Exercise data →
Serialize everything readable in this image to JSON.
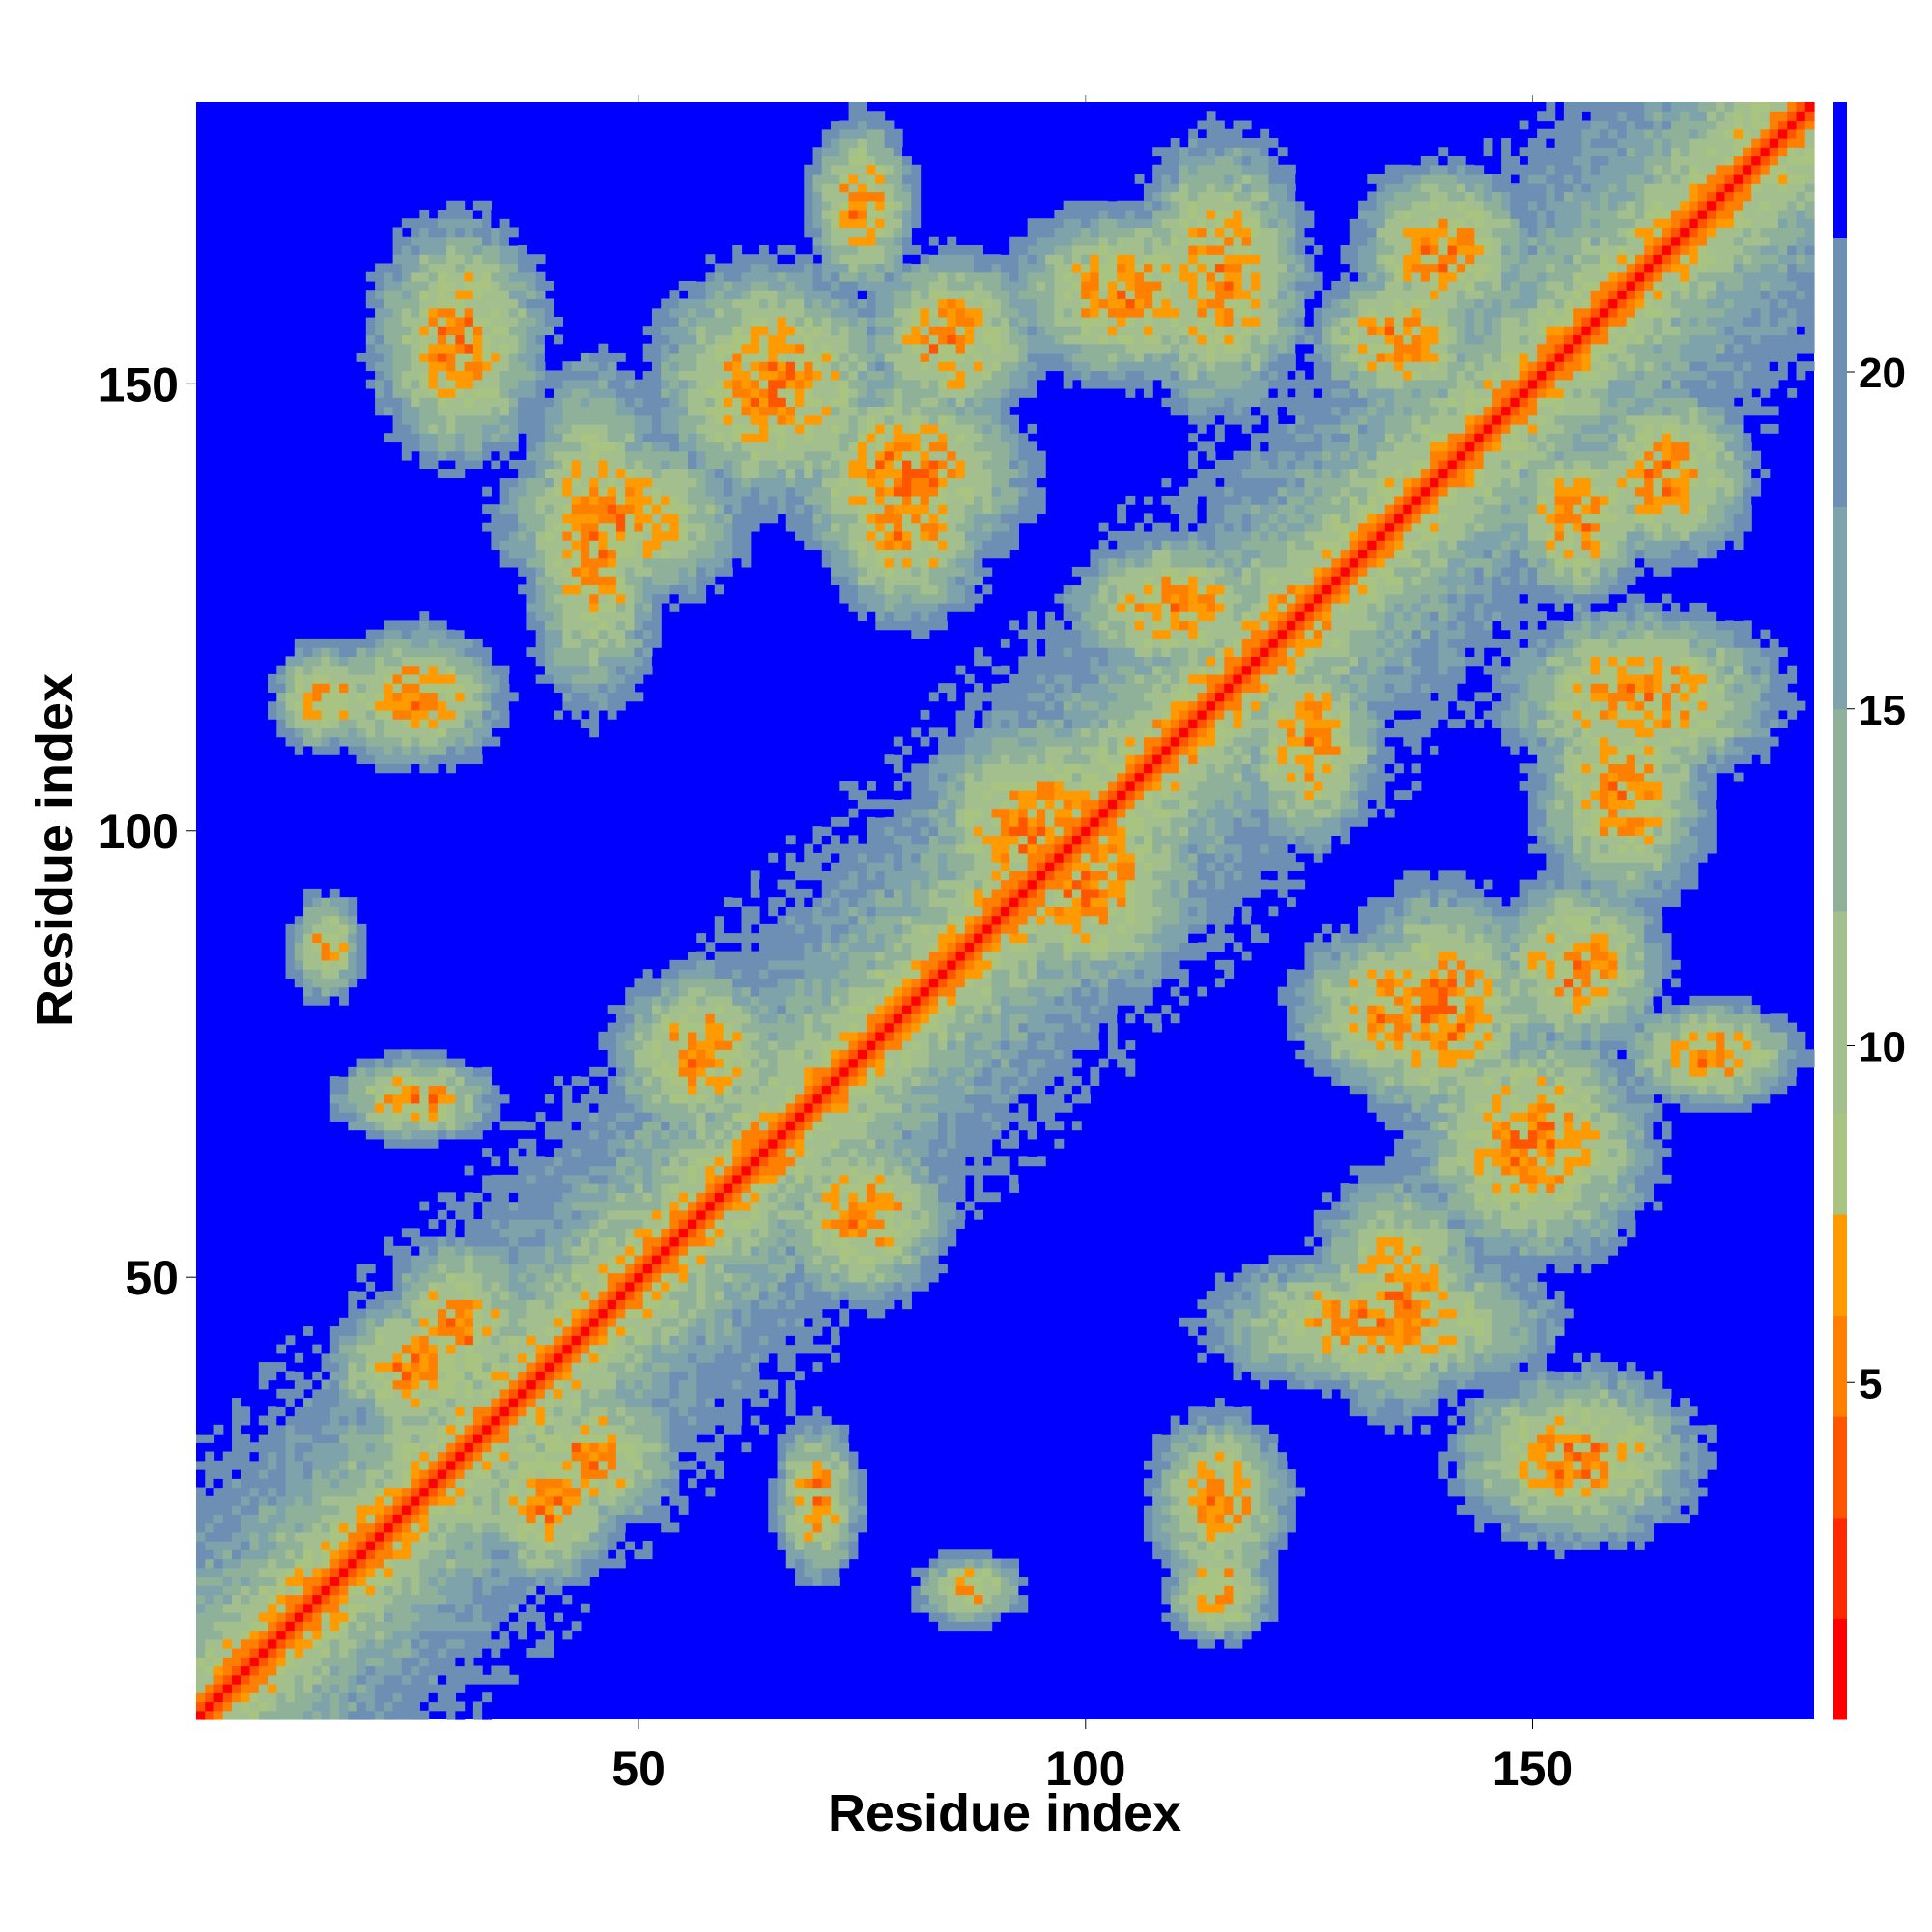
{
  "chart_data": {
    "type": "heatmap",
    "title": "",
    "xlabel": "Residue index",
    "ylabel": "Residue index",
    "xlim": [
      1,
      181
    ],
    "ylim": [
      1,
      181
    ],
    "x_ticks": [
      50,
      100,
      150
    ],
    "y_ticks": [
      50,
      100,
      150
    ],
    "colorbar": {
      "range": [
        0,
        24
      ],
      "ticks": [
        5,
        10,
        15,
        20
      ],
      "levels": [
        {
          "upper": 1.5,
          "color": "#ff0000"
        },
        {
          "upper": 3.0,
          "color": "#ff2a00"
        },
        {
          "upper": 4.5,
          "color": "#ff5500"
        },
        {
          "upper": 6.0,
          "color": "#ff8000"
        },
        {
          "upper": 7.5,
          "color": "#ff9a00"
        },
        {
          "upper": 9.0,
          "color": "#a9c481"
        },
        {
          "upper": 12.0,
          "color": "#a3bf8e"
        },
        {
          "upper": 15.0,
          "color": "#8fb19a"
        },
        {
          "upper": 18.0,
          "color": "#7ea3aa"
        },
        {
          "upper": 22.0,
          "color": "#6d8fb3"
        },
        {
          "upper": 24.0,
          "color": "#0000ff"
        }
      ]
    },
    "description_of_cells": "Residue-residue distance map (symmetric about the diagonal); diagonal ~0 (red), contacts within ~8 (orange), 9-22 (green-blue), beyond cutoff shown in blue",
    "contact_blobs": [
      {
        "x": 70,
        "y": 25,
        "sx": 5,
        "sy": 9
      },
      {
        "x": 115,
        "y": 25,
        "sx": 8,
        "sy": 10
      },
      {
        "x": 135,
        "y": 48,
        "sx": 10,
        "sy": 14
      },
      {
        "x": 150,
        "y": 65,
        "sx": 14,
        "sy": 14
      },
      {
        "x": 140,
        "y": 80,
        "sx": 12,
        "sy": 14
      },
      {
        "x": 155,
        "y": 85,
        "sx": 10,
        "sy": 10
      },
      {
        "x": 160,
        "y": 105,
        "sx": 10,
        "sy": 14
      },
      {
        "x": 100,
        "y": 95,
        "sx": 14,
        "sy": 14
      },
      {
        "x": 57,
        "y": 75,
        "sx": 10,
        "sy": 10
      },
      {
        "x": 45,
        "y": 30,
        "sx": 10,
        "sy": 8
      },
      {
        "x": 25,
        "y": 40,
        "sx": 8,
        "sy": 10
      },
      {
        "x": 15,
        "y": 87,
        "sx": 6,
        "sy": 4
      },
      {
        "x": 15,
        "y": 115,
        "sx": 6,
        "sy": 6
      },
      {
        "x": 45,
        "y": 133,
        "sx": 20,
        "sy": 8
      },
      {
        "x": 80,
        "y": 135,
        "sx": 12,
        "sy": 10
      },
      {
        "x": 30,
        "y": 155,
        "sx": 14,
        "sy": 10
      },
      {
        "x": 75,
        "y": 170,
        "sx": 10,
        "sy": 6
      },
      {
        "x": 115,
        "y": 162,
        "sx": 16,
        "sy": 10
      },
      {
        "x": 135,
        "y": 155,
        "sx": 8,
        "sy": 10
      },
      {
        "x": 165,
        "y": 140,
        "sx": 10,
        "sy": 10
      },
      {
        "x": 110,
        "y": 125,
        "sx": 8,
        "sy": 12
      }
    ]
  }
}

Problem details →
Of the lines above, how many include the word "upper"? Reply with the number only.

Task solution →
11